━━ SOURCE DATA

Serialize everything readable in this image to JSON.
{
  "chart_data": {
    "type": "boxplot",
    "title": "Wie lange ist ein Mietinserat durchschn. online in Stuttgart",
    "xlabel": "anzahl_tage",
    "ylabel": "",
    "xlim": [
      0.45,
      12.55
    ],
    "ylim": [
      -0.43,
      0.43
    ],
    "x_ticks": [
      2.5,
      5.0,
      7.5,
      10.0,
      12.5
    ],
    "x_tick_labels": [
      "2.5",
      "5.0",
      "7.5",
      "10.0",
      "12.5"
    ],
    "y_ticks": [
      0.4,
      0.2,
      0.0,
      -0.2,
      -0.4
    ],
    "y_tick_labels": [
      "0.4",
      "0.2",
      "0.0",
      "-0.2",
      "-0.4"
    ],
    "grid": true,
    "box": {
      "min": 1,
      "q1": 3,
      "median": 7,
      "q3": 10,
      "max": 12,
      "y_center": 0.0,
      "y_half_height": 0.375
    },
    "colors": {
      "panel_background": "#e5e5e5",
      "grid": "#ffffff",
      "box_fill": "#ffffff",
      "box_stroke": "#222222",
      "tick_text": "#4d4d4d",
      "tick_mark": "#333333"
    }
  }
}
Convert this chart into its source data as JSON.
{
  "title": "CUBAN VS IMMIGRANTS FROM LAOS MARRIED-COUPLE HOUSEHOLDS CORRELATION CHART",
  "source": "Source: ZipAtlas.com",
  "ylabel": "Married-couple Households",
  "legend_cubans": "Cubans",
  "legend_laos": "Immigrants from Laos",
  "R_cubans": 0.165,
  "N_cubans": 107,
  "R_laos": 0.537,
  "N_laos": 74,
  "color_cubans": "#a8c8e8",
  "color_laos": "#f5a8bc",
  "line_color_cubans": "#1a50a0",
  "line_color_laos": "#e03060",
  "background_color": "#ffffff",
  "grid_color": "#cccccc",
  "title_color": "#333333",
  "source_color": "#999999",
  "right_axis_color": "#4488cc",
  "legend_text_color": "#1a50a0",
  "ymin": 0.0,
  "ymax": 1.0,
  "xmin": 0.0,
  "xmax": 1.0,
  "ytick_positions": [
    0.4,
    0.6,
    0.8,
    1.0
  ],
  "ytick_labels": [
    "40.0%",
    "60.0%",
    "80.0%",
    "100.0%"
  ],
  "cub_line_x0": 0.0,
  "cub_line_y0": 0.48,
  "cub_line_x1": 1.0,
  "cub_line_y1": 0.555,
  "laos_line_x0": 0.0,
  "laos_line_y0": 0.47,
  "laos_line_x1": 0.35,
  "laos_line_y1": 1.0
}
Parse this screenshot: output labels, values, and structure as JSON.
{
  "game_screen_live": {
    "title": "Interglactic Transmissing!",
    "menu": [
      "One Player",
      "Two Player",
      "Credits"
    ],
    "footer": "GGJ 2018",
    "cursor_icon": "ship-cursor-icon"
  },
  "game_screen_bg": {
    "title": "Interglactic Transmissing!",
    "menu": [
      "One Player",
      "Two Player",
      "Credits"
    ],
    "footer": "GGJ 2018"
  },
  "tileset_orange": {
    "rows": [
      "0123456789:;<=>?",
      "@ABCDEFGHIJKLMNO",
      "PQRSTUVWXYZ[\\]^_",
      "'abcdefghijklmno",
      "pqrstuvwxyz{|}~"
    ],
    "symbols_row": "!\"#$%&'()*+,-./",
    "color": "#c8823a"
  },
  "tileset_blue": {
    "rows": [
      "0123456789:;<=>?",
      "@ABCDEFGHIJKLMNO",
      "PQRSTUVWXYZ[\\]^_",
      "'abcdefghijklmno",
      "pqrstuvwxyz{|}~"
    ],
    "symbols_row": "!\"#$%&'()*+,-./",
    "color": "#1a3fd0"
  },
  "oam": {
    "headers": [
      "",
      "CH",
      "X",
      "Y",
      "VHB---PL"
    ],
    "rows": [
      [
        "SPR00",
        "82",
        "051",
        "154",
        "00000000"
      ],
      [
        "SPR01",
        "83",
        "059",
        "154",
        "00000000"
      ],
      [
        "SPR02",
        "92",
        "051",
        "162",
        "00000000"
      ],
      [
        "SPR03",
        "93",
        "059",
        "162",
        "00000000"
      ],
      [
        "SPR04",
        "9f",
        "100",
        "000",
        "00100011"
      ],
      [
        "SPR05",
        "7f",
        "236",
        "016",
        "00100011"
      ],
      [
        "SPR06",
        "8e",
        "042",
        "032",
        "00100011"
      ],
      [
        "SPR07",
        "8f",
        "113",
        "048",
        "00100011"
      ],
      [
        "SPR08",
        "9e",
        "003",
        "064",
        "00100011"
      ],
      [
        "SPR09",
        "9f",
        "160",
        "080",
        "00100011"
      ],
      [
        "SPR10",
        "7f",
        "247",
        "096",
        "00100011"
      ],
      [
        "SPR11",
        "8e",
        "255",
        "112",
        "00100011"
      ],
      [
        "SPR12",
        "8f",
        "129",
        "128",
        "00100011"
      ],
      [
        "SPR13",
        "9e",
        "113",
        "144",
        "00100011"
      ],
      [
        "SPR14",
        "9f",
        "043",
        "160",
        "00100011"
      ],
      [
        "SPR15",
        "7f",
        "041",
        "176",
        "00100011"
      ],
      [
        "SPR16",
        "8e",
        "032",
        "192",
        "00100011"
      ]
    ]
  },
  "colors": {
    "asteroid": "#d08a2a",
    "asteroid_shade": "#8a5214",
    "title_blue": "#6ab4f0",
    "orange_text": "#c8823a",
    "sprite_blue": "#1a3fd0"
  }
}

━━━━

From the first line to the last, retype the data exactly.

Serialize everything readable in this image to JSON.
{
  "chart_data": {
    "type": "boxplot",
    "title": "Wie lange ist ein Mietinserat durchschn. online in Stuttgart",
    "xlabel": "anzahl_tage",
    "ylabel": "",
    "xlim": [
      0.45,
      12.55
    ],
    "ylim": [
      -0.43,
      0.43
    ],
    "x_ticks": [
      2.5,
      5.0,
      7.5,
      10.0,
      12.5
    ],
    "x_tick_labels": [
      "2.5",
      "5.0",
      "7.5",
      "10.0",
      "12.5"
    ],
    "y_ticks": [
      0.4,
      0.2,
      0.0,
      -0.2,
      -0.4
    ],
    "y_tick_labels": [
      "0.4",
      "0.2",
      "0.0",
      "-0.2",
      "-0.4"
    ],
    "grid": true,
    "box": {
      "min": 1,
      "q1": 3,
      "median": 7,
      "q3": 10,
      "max": 12,
      "y_center": 0.0,
      "y_half_height": 0.375
    },
    "colors": {
      "panel_background": "#e5e5e5",
      "grid": "#ffffff",
      "box_fill": "#ffffff",
      "box_stroke": "#222222",
      "tick_text": "#4d4d4d",
      "tick_mark": "#333333"
    }
  }
}
Convert this chart into its source data as JSON.
{
  "title": "CUBAN VS IMMIGRANTS FROM LAOS MARRIED-COUPLE HOUSEHOLDS CORRELATION CHART",
  "source": "Source: ZipAtlas.com",
  "ylabel": "Married-couple Households",
  "legend_cubans": "Cubans",
  "legend_laos": "Immigrants from Laos",
  "R_cubans": 0.165,
  "N_cubans": 107,
  "R_laos": 0.537,
  "N_laos": 74,
  "color_cubans": "#a8c8e8",
  "color_laos": "#f5a8bc",
  "line_color_cubans": "#1a50a0",
  "line_color_laos": "#e03060",
  "background_color": "#ffffff",
  "grid_color": "#cccccc",
  "title_color": "#333333",
  "source_color": "#999999",
  "right_axis_color": "#4488cc",
  "legend_text_color": "#1a50a0",
  "ymin": 0.0,
  "ymax": 1.0,
  "xmin": 0.0,
  "xmax": 1.0,
  "ytick_positions": [
    0.4,
    0.6,
    0.8,
    1.0
  ],
  "ytick_labels": [
    "40.0%",
    "60.0%",
    "80.0%",
    "100.0%"
  ],
  "cub_line_x0": 0.0,
  "cub_line_y0": 0.48,
  "cub_line_x1": 1.0,
  "cub_line_y1": 0.555,
  "laos_line_x0": 0.0,
  "laos_line_y0": 0.47,
  "laos_line_x1": 0.35,
  "laos_line_y1": 1.0
}
Parse this screenshot: output labels, values, and structure as JSON.
{
  "game_screen_live": {
    "title": "Interglactic Transmissing!",
    "menu": [
      "One Player",
      "Two Player",
      "Credits"
    ],
    "footer": "GGJ 2018",
    "cursor_icon": "ship-cursor-icon"
  },
  "game_screen_bg": {
    "title": "Interglactic Transmissing!",
    "menu": [
      "One Player",
      "Two Player",
      "Credits"
    ],
    "footer": "GGJ 2018"
  },
  "tileset_orange": {
    "rows": [
      "0123456789:;<=>?",
      "@ABCDEFGHIJKLMNO",
      "PQRSTUVWXYZ[\\]^_",
      "'abcdefghijklmno",
      "pqrstuvwxyz{|}~"
    ],
    "symbols_row": "!\"#$%&'()*+,-./",
    "color": "#c8823a"
  },
  "tileset_blue": {
    "rows": [
      "0123456789:;<=>?",
      "@ABCDEFGHIJKLMNO",
      "PQRSTUVWXYZ[\\]^_",
      "'abcdefghijklmno",
      "pqrstuvwxyz{|}~"
    ],
    "symbols_row": "!\"#$%&'()*+,-./",
    "color": "#1a3fd0"
  },
  "oam": {
    "headers": [
      "",
      "CH",
      "X",
      "Y",
      "VHB---PL"
    ],
    "rows": [
      [
        "SPR00",
        "82",
        "051",
        "154",
        "00000000"
      ],
      [
        "SPR01",
        "83",
        "059",
        "154",
        "00000000"
      ],
      [
        "SPR02",
        "92",
        "051",
        "162",
        "00000000"
      ],
      [
        "SPR03",
        "93",
        "059",
        "162",
        "00000000"
      ],
      [
        "SPR04",
        "9f",
        "100",
        "000",
        "00100011"
      ],
      [
        "SPR05",
        "7f",
        "236",
        "016",
        "00100011"
      ],
      [
        "SPR06",
        "8e",
        "042",
        "032",
        "00100011"
      ],
      [
        "SPR07",
        "8f",
        "113",
        "048",
        "00100011"
      ],
      [
        "SPR08",
        "9e",
        "003",
        "064",
        "00100011"
      ],
      [
        "SPR09",
        "9f",
        "160",
        "080",
        "00100011"
      ],
      [
        "SPR10",
        "7f",
        "247",
        "096",
        "00100011"
      ],
      [
        "SPR11",
        "8e",
        "255",
        "112",
        "00100011"
      ],
      [
        "SPR12",
        "8f",
        "129",
        "128",
        "00100011"
      ],
      [
        "SPR13",
        "9e",
        "113",
        "144",
        "00100011"
      ],
      [
        "SPR14",
        "9f",
        "043",
        "160",
        "00100011"
      ],
      [
        "SPR15",
        "7f",
        "041",
        "176",
        "00100011"
      ],
      [
        "SPR16",
        "8e",
        "032",
        "192",
        "00100011"
      ]
    ]
  },
  "colors": {
    "asteroid": "#d08a2a",
    "asteroid_shade": "#8a5214",
    "title_blue": "#6ab4f0",
    "orange_text": "#c8823a",
    "sprite_blue": "#1a3fd0"
  }
}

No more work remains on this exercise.